Dataset rows about figures:
►

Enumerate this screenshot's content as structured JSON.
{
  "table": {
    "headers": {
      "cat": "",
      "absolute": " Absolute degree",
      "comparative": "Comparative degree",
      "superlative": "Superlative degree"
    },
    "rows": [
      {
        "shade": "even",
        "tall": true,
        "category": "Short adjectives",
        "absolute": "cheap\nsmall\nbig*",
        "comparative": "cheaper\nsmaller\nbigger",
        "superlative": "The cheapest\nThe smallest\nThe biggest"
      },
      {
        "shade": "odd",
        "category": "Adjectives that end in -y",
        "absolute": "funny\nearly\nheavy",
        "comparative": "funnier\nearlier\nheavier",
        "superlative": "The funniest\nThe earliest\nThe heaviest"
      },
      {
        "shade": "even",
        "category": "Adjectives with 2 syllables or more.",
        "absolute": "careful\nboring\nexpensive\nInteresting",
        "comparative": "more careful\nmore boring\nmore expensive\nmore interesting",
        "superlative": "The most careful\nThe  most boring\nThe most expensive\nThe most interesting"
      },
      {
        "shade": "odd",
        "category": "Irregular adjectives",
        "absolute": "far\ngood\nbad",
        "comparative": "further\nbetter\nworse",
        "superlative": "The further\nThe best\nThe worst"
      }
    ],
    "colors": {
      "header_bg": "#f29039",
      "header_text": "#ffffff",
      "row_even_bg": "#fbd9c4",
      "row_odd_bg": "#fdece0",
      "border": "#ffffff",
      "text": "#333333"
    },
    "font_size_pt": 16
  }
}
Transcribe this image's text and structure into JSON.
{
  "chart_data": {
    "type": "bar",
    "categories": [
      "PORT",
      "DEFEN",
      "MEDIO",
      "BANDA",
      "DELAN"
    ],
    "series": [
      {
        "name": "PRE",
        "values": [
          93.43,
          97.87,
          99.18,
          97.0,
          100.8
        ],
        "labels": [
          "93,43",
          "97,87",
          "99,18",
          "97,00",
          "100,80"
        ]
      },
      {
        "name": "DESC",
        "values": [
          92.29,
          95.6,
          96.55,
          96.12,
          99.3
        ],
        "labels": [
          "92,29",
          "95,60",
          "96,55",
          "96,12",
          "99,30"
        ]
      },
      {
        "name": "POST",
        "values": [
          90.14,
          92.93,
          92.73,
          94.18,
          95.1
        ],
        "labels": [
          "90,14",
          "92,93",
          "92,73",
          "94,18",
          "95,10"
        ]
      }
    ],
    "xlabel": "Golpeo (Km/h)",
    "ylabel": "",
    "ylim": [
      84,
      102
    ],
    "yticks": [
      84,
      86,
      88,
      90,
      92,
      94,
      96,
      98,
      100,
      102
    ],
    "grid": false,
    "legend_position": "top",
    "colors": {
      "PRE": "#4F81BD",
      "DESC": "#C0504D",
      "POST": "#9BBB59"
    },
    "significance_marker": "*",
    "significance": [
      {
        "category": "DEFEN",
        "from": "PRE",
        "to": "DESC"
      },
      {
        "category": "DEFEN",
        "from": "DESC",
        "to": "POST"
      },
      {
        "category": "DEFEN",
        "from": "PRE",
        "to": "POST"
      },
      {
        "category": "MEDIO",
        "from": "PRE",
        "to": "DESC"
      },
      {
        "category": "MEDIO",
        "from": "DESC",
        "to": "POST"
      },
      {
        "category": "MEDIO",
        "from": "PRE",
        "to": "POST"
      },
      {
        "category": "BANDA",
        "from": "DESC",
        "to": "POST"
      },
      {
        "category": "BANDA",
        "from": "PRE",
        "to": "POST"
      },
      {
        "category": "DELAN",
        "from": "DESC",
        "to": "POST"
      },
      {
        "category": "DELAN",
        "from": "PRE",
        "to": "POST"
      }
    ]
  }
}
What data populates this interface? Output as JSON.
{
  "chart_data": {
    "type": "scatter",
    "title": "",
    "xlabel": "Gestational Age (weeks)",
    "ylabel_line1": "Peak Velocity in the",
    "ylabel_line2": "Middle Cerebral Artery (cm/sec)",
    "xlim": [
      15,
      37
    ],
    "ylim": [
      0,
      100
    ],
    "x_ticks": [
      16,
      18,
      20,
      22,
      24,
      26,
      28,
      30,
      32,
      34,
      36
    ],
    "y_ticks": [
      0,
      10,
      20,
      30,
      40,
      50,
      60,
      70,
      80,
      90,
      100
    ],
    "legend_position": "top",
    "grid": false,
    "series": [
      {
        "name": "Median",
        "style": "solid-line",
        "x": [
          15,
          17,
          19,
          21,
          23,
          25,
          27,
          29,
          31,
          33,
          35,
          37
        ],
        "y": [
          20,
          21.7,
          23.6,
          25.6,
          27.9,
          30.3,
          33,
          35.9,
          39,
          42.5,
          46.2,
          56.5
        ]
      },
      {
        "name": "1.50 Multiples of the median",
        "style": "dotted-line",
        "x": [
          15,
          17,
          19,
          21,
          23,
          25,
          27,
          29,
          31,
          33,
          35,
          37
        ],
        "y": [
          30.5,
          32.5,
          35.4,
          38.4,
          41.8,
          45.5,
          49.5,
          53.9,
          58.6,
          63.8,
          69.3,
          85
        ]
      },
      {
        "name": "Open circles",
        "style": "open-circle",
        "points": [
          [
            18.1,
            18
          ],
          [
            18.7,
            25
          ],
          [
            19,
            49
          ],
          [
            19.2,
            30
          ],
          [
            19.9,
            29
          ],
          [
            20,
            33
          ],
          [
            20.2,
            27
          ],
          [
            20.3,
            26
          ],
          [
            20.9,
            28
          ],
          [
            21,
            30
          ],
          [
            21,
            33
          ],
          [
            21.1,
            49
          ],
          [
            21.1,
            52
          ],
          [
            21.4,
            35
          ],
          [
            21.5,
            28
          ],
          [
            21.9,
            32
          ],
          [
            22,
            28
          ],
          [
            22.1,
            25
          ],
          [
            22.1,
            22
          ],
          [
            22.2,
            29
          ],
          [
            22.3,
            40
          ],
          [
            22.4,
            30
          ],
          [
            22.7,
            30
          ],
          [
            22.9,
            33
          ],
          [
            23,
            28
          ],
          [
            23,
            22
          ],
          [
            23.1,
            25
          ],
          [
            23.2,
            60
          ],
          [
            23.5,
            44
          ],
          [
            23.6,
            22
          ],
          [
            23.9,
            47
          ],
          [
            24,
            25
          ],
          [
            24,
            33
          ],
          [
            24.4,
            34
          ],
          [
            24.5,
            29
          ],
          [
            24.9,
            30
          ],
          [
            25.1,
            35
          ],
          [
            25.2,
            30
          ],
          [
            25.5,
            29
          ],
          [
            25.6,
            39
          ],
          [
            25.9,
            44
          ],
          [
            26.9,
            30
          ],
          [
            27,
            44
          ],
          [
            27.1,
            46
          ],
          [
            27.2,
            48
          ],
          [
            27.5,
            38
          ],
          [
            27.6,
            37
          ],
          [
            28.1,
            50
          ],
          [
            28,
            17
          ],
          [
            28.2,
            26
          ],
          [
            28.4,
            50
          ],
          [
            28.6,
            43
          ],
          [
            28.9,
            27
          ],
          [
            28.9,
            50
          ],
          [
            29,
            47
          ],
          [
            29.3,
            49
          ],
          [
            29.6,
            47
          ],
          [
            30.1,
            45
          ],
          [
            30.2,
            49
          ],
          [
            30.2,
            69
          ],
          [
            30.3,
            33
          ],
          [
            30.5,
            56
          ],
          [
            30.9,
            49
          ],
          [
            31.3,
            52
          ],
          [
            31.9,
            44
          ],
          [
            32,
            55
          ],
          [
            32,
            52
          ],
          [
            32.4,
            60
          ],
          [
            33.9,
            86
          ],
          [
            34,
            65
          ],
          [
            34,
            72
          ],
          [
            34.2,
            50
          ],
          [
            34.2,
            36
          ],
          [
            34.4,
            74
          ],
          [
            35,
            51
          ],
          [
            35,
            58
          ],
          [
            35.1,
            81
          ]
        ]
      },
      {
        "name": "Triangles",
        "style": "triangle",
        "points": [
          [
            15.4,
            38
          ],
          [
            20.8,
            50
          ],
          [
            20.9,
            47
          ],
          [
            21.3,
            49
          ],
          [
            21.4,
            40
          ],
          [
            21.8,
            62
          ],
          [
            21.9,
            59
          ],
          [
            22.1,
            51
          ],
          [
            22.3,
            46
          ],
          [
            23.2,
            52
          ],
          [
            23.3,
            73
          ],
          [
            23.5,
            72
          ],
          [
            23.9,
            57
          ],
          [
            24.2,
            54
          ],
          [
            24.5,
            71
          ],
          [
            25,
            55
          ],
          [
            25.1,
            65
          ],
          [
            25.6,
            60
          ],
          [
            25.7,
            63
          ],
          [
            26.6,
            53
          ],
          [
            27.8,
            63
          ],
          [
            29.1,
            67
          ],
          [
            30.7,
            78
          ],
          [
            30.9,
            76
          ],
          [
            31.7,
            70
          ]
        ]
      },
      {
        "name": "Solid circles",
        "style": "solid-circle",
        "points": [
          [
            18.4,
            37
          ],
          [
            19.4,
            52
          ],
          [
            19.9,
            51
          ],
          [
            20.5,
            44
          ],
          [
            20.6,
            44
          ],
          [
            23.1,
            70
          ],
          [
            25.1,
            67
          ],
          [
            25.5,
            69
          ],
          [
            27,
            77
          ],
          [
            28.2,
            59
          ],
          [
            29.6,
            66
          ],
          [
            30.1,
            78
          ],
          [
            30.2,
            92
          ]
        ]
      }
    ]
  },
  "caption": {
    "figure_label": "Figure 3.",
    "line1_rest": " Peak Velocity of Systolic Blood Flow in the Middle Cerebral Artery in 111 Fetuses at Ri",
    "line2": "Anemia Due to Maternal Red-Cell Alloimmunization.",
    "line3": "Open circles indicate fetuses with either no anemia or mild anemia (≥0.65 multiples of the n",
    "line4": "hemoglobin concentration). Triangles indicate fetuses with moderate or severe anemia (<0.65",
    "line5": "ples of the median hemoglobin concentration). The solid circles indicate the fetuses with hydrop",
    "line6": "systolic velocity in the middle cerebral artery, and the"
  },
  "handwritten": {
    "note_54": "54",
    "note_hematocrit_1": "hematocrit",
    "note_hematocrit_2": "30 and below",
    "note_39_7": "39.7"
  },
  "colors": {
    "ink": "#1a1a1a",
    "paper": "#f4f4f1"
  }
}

◄

_What to work on_. Filter the entries and copy out every line with the word "hemoglobin".

_Solution to this exercise_.
    "line4": "hemoglobin concentration). Triangles indicate fetuses with moderate or severe anemia (<0.65",
    "line5": "ples of the median hemoglobin concentration). The solid circles indicate the fetuses with hydrop",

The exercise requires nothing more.